Collect all the lines that mention the word "seinen".

───── Data records

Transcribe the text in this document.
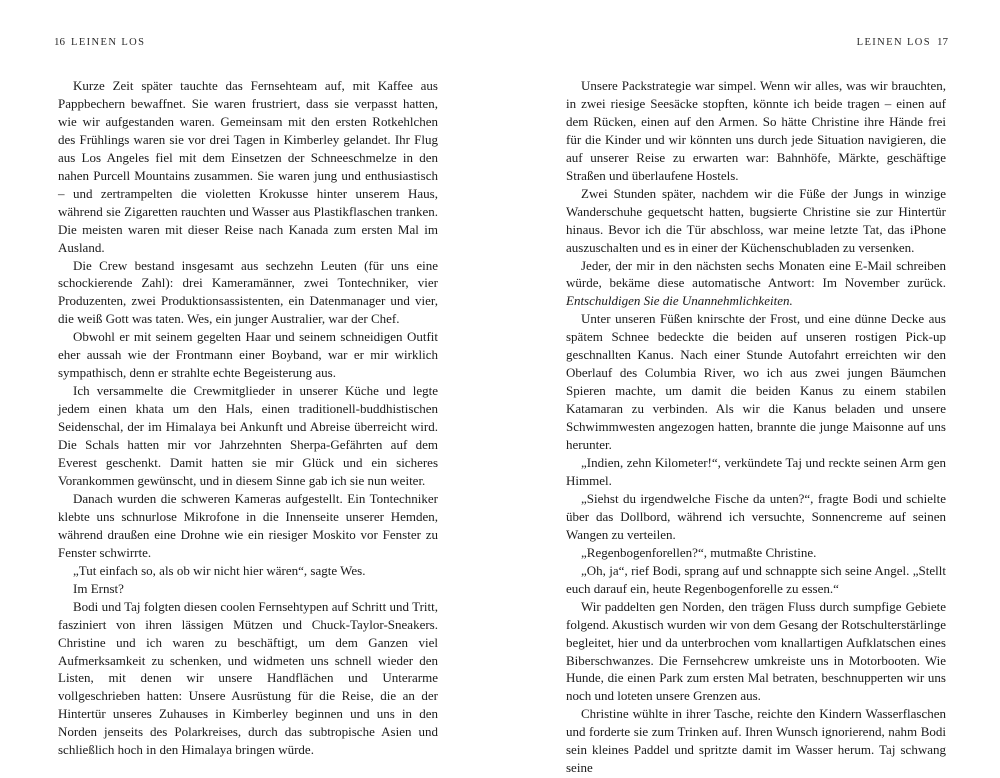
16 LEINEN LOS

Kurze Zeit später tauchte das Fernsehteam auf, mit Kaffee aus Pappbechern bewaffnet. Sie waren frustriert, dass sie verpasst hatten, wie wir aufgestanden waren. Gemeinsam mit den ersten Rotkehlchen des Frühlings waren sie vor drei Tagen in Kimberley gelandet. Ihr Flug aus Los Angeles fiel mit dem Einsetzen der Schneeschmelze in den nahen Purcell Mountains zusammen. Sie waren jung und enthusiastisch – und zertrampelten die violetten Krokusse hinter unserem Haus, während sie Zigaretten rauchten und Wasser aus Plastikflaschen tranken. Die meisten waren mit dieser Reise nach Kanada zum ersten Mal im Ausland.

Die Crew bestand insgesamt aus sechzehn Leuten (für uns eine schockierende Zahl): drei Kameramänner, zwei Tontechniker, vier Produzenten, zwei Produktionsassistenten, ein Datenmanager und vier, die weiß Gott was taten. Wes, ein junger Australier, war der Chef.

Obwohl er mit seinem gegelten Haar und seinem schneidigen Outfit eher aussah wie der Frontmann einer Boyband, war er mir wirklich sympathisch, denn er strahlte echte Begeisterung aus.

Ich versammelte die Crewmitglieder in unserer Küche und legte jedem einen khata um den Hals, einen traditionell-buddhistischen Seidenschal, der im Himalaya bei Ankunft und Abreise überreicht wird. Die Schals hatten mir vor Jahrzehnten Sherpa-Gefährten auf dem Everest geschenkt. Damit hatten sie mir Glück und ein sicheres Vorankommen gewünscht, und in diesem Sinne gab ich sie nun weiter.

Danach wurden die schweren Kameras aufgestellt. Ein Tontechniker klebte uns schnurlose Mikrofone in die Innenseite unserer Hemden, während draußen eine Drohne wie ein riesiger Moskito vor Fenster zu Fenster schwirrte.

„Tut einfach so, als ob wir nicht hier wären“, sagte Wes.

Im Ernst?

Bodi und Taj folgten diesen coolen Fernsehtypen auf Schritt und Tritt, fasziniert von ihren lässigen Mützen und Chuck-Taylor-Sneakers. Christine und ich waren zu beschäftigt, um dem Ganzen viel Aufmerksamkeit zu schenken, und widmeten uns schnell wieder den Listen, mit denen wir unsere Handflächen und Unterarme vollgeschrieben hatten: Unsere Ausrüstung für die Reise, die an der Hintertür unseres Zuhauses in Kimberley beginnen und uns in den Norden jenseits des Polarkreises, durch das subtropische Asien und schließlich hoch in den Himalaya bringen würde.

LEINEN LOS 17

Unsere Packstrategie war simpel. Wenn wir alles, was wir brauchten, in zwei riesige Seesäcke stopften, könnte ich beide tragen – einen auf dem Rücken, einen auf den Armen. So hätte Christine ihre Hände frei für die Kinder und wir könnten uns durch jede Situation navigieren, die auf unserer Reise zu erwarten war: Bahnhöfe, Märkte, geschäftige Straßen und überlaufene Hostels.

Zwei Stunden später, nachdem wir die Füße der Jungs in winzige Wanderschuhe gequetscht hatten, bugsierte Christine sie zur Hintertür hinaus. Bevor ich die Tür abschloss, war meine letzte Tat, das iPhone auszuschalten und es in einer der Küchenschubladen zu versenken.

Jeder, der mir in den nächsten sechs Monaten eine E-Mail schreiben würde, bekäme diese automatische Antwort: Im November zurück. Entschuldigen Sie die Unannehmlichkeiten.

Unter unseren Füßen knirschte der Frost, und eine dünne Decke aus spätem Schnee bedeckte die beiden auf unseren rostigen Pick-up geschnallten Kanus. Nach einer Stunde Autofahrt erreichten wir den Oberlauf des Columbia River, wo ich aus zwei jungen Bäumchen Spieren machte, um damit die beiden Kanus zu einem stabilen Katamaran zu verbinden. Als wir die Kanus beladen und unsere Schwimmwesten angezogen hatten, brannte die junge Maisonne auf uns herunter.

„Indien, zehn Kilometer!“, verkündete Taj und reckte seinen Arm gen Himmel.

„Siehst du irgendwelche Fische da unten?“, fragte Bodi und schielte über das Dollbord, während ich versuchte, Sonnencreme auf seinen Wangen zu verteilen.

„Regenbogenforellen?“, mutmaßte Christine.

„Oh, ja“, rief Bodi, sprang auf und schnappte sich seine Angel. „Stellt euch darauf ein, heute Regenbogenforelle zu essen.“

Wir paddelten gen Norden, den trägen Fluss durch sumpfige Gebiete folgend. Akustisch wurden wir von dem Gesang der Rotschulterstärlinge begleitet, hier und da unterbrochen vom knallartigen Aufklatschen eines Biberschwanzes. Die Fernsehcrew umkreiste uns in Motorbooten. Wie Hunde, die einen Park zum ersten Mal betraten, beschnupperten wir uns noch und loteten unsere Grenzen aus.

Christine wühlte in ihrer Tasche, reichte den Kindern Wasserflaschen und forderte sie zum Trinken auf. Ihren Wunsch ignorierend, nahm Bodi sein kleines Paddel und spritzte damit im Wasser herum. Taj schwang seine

──────────
───── Data records

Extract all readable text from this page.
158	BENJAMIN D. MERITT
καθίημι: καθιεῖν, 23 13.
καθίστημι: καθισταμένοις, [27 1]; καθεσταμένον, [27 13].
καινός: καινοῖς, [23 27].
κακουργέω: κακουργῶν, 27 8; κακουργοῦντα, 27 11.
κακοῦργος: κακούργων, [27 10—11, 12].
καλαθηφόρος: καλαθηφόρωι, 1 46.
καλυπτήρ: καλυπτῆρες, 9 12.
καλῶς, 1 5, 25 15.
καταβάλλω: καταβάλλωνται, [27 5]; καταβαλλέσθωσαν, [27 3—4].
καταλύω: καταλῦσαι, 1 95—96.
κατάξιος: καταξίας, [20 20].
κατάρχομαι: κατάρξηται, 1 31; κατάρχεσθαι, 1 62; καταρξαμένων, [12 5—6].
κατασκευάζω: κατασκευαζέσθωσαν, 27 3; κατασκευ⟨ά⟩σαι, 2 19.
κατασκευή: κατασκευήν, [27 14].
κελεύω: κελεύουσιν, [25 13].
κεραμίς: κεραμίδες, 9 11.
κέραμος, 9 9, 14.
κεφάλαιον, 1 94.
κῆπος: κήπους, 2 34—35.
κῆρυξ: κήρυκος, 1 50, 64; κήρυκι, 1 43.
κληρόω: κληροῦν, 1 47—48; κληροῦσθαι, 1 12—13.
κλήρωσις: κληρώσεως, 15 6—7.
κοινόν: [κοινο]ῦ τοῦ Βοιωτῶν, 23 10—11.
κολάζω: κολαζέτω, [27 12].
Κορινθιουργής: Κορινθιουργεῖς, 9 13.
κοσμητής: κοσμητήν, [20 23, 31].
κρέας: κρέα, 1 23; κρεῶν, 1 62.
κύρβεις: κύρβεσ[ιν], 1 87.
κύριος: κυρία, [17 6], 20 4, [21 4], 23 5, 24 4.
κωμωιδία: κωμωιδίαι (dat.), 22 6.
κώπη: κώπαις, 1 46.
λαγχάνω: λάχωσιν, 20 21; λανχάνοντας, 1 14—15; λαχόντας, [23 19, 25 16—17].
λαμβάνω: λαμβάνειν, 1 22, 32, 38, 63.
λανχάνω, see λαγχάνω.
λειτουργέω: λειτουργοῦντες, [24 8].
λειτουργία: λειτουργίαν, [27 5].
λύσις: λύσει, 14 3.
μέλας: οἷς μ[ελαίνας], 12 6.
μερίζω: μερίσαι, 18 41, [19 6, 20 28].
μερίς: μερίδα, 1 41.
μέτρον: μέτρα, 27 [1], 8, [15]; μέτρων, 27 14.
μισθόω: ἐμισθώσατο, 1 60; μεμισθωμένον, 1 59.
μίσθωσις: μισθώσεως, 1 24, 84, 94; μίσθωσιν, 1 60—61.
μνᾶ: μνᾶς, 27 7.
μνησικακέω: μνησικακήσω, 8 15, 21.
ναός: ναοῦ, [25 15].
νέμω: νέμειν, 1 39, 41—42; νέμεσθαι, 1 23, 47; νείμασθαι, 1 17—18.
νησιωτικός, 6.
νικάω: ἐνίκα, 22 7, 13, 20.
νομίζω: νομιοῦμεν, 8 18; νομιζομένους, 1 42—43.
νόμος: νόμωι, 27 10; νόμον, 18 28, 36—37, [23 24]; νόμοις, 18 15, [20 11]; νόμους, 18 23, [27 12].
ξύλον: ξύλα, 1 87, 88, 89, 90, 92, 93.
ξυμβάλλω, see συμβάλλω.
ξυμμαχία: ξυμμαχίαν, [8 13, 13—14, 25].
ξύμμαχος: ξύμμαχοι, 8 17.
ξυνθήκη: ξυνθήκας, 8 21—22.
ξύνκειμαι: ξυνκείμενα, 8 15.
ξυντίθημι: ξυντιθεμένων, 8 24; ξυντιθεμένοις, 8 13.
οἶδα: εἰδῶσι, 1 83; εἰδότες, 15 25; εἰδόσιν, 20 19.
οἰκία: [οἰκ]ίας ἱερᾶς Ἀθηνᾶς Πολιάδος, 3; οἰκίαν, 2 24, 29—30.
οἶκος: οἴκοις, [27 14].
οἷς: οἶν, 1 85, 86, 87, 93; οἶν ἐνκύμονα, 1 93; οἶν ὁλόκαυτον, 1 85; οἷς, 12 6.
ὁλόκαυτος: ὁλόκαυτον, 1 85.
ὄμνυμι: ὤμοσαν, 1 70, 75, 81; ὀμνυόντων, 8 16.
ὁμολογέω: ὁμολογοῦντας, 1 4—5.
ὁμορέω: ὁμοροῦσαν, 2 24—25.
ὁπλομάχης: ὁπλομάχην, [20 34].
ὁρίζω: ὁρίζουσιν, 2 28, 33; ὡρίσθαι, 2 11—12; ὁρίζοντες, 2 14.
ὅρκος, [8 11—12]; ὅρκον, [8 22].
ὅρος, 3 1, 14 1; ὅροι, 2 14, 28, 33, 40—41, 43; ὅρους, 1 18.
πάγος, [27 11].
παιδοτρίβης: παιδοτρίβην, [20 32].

──────────

Solution to the exercise:
„Indien, zehn Kilometer!“, verkündete Taj und reckte seinen Arm gen Himmel.
„Siehst du irgendwelche Fische da unten?“, fragte Bodi und schielte über das Dollbord, während ich versuchte, Sonnencreme auf seinen Wangen zu verteilen.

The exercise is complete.